• [Brief] Write out every single entry exactly.
*** Records shown
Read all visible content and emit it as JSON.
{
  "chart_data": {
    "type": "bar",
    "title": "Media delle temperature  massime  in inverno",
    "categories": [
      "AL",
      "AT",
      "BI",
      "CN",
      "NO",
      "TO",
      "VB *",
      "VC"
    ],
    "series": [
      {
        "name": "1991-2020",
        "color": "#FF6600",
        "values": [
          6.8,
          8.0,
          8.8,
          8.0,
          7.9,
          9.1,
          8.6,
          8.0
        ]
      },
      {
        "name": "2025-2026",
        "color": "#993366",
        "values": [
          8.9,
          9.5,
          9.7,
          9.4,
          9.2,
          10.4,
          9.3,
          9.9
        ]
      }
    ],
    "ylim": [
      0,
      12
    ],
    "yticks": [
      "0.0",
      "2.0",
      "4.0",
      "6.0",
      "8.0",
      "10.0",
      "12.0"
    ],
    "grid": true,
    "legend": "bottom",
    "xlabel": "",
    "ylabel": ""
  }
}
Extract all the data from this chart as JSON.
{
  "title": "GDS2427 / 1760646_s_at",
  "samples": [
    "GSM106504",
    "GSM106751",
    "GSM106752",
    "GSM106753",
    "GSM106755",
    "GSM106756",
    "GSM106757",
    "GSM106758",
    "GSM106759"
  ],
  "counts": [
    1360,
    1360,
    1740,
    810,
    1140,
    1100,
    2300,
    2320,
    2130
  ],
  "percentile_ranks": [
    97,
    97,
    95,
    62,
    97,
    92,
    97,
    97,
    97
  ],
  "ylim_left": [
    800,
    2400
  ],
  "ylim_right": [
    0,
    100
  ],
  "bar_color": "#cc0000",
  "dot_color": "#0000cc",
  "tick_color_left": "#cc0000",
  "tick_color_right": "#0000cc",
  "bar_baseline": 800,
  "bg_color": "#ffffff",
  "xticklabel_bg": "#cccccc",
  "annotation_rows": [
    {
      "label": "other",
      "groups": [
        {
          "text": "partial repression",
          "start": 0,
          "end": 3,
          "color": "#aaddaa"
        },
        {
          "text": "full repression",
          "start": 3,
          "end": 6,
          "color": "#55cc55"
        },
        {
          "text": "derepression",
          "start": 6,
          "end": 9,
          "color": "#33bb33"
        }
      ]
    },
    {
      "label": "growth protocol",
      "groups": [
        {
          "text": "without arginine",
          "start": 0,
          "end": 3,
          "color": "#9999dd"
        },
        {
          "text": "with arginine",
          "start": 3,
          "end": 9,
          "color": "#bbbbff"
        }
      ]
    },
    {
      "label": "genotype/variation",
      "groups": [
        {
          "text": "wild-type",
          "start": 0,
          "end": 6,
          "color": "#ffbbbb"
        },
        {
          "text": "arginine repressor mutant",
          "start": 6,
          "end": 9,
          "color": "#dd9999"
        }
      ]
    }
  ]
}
******
• [Output below]
Read all visible content and emit it as JSON.
{
  "chart_data": {
    "type": "bar",
    "title": "Media delle temperature  massime  in inverno",
    "categories": [
      "AL",
      "AT",
      "BI",
      "CN",
      "NO",
      "TO",
      "VB *",
      "VC"
    ],
    "series": [
      {
        "name": "1991-2020",
        "color": "#FF6600",
        "values": [
          6.8,
          8.0,
          8.8,
          8.0,
          7.9,
          9.1,
          8.6,
          8.0
        ]
      },
      {
        "name": "2025-2026",
        "color": "#993366",
        "values": [
          8.9,
          9.5,
          9.7,
          9.4,
          9.2,
          10.4,
          9.3,
          9.9
        ]
      }
    ],
    "ylim": [
      0,
      12
    ],
    "yticks": [
      "0.0",
      "2.0",
      "4.0",
      "6.0",
      "8.0",
      "10.0",
      "12.0"
    ],
    "grid": true,
    "legend": "bottom",
    "xlabel": "",
    "ylabel": ""
  }
}
Extract all the data from this chart as JSON.
{
  "title": "GDS2427 / 1760646_s_at",
  "samples": [
    "GSM106504",
    "GSM106751",
    "GSM106752",
    "GSM106753",
    "GSM106755",
    "GSM106756",
    "GSM106757",
    "GSM106758",
    "GSM106759"
  ],
  "counts": [
    1360,
    1360,
    1740,
    810,
    1140,
    1100,
    2300,
    2320,
    2130
  ],
  "percentile_ranks": [
    97,
    97,
    95,
    62,
    97,
    92,
    97,
    97,
    97
  ],
  "ylim_left": [
    800,
    2400
  ],
  "ylim_right": [
    0,
    100
  ],
  "bar_color": "#cc0000",
  "dot_color": "#0000cc",
  "tick_color_left": "#cc0000",
  "tick_color_right": "#0000cc",
  "bar_baseline": 800,
  "bg_color": "#ffffff",
  "xticklabel_bg": "#cccccc",
  "annotation_rows": [
    {
      "label": "other",
      "groups": [
        {
          "text": "partial repression",
          "start": 0,
          "end": 3,
          "color": "#aaddaa"
        },
        {
          "text": "full repression",
          "start": 3,
          "end": 6,
          "color": "#55cc55"
        },
        {
          "text": "derepression",
          "start": 6,
          "end": 9,
          "color": "#33bb33"
        }
      ]
    },
    {
      "label": "growth protocol",
      "groups": [
        {
          "text": "without arginine",
          "start": 0,
          "end": 3,
          "color": "#9999dd"
        },
        {
          "text": "with arginine",
          "start": 3,
          "end": 9,
          "color": "#bbbbff"
        }
      ]
    },
    {
      "label": "genotype/variation",
      "groups": [
        {
          "text": "wild-type",
          "start": 0,
          "end": 6,
          "color": "#ffbbbb"
        },
        {
          "text": "arginine repressor mutant",
          "start": 6,
          "end": 9,
          "color": "#dd9999"
        }
      ]
    }
  ]
}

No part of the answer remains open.